____ Records for this exercise

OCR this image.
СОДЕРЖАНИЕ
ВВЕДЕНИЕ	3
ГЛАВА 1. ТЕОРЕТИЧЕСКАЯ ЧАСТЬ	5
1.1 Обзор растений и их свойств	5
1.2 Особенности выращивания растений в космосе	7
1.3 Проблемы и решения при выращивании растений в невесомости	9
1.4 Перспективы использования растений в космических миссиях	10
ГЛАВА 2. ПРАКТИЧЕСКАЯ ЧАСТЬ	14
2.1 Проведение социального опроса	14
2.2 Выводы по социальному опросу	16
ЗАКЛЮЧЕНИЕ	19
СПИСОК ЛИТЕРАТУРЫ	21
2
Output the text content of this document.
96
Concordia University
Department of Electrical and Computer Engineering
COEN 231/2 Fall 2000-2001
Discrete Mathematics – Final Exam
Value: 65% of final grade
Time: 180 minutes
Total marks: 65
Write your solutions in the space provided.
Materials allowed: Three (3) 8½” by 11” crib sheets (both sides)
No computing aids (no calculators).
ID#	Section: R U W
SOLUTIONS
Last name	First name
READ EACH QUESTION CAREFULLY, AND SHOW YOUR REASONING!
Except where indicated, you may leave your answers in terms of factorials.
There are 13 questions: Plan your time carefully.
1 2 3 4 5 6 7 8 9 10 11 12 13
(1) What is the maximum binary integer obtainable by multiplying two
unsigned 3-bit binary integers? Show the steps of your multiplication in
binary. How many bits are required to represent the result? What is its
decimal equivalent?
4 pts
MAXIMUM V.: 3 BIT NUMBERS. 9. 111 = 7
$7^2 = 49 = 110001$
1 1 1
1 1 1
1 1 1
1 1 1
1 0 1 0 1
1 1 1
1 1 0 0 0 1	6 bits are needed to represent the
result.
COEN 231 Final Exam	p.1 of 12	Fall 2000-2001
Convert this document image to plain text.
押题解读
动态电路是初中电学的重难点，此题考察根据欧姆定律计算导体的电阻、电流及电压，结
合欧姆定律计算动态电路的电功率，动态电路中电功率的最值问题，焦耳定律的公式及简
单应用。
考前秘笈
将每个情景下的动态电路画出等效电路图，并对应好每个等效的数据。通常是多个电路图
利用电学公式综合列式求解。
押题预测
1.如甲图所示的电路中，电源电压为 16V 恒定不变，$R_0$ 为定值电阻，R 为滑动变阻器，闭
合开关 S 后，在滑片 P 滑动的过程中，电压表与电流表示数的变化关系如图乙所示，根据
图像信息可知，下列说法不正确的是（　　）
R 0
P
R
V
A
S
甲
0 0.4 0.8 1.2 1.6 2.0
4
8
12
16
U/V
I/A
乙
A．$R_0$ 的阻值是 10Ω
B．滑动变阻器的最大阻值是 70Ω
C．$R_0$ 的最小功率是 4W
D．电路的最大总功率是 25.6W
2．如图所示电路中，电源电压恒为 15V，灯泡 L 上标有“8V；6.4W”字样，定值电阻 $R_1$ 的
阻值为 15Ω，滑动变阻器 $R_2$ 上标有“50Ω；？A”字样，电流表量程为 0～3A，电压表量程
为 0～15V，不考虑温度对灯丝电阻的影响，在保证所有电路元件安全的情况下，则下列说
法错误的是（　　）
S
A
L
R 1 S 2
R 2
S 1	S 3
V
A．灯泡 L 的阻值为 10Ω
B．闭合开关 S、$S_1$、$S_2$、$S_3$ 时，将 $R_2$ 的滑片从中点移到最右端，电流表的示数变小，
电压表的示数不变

________

To do :: Make an exact copy of every entry.

Solution to this task ::
OCR this image.
СОДЕРЖАНИЕ
ВВЕДЕНИЕ	3
ГЛАВА 1. ТЕОРЕТИЧЕСКАЯ ЧАСТЬ	5
1.1 Обзор растений и их свойств	5
1.2 Особенности выращивания растений в космосе	7
1.3 Проблемы и решения при выращивании растений в невесомости	9
1.4 Перспективы использования растений в космических миссиях	10
ГЛАВА 2. ПРАКТИЧЕСКАЯ ЧАСТЬ	14
2.1 Проведение социального опроса	14
2.2 Выводы по социальному опросу	16
ЗАКЛЮЧЕНИЕ	19
СПИСОК ЛИТЕРАТУРЫ	21
2
Output the text content of this document.
96
Concordia University
Department of Electrical and Computer Engineering
COEN 231/2 Fall 2000-2001
Discrete Mathematics – Final Exam
Value: 65% of final grade
Time: 180 minutes
Total marks: 65
Write your solutions in the space provided.
Materials allowed: Three (3) 8½” by 11” crib sheets (both sides)
No computing aids (no calculators).
ID#	Section: R U W
SOLUTIONS
Last name	First name
READ EACH QUESTION CAREFULLY, AND SHOW YOUR REASONING!
Except where indicated, you may leave your answers in terms of factorials.
There are 13 questions: Plan your time carefully.
1 2 3 4 5 6 7 8 9 10 11 12 13
(1) What is the maximum binary integer obtainable by multiplying two
unsigned 3-bit binary integers? Show the steps of your multiplication in
binary. How many bits are required to represent the result? What is its
decimal equivalent?
4 pts
MAXIMUM V.: 3 BIT NUMBERS. 9. 111 = 7
$7^2 = 49 = 110001$
1 1 1
1 1 1
1 1 1
1 1 1
1 0 1 0 1
1 1 1
1 1 0 0 0 1	6 bits are needed to represent the
result.
COEN 231 Final Exam	p.1 of 12	Fall 2000-2001
Convert this document image to plain text.
押题解读
动态电路是初中电学的重难点，此题考察根据欧姆定律计算导体的电阻、电流及电压，结
合欧姆定律计算动态电路的电功率，动态电路中电功率的最值问题，焦耳定律的公式及简
单应用。
考前秘笈
将每个情景下的动态电路画出等效电路图，并对应好每个等效的数据。通常是多个电路图
利用电学公式综合列式求解。
押题预测
1.如甲图所示的电路中，电源电压为 16V 恒定不变，$R_0$ 为定值电阻，R 为滑动变阻器，闭
合开关 S 后，在滑片 P 滑动的过程中，电压表与电流表示数的变化关系如图乙所示，根据
图像信息可知，下列说法不正确的是（　　）
R 0
P
R
V
A
S
甲
0 0.4 0.8 1.2 1.6 2.0
4
8
12
16
U/V
I/A
乙
A．$R_0$ 的阻值是 10Ω
B．滑动变阻器的最大阻值是 70Ω
C．$R_0$ 的最小功率是 4W
D．电路的最大总功率是 25.6W
2．如图所示电路中，电源电压恒为 15V，灯泡 L 上标有“8V；6.4W”字样，定值电阻 $R_1$ 的
阻值为 15Ω，滑动变阻器 $R_2$ 上标有“50Ω；？A”字样，电流表量程为 0～3A，电压表量程
为 0～15V，不考虑温度对灯丝电阻的影响，在保证所有电路元件安全的情况下，则下列说
法错误的是（　　）
S
A
L
R 1 S 2
R 2
S 1	S 3
V
A．灯泡 L 的阻值为 10Ω
B．闭合开关 S、$S_1$、$S_2$、$S_3$ 时，将 $R_2$ 的滑片从中点移到最右端，电流表的示数变小，
电压表的示数不变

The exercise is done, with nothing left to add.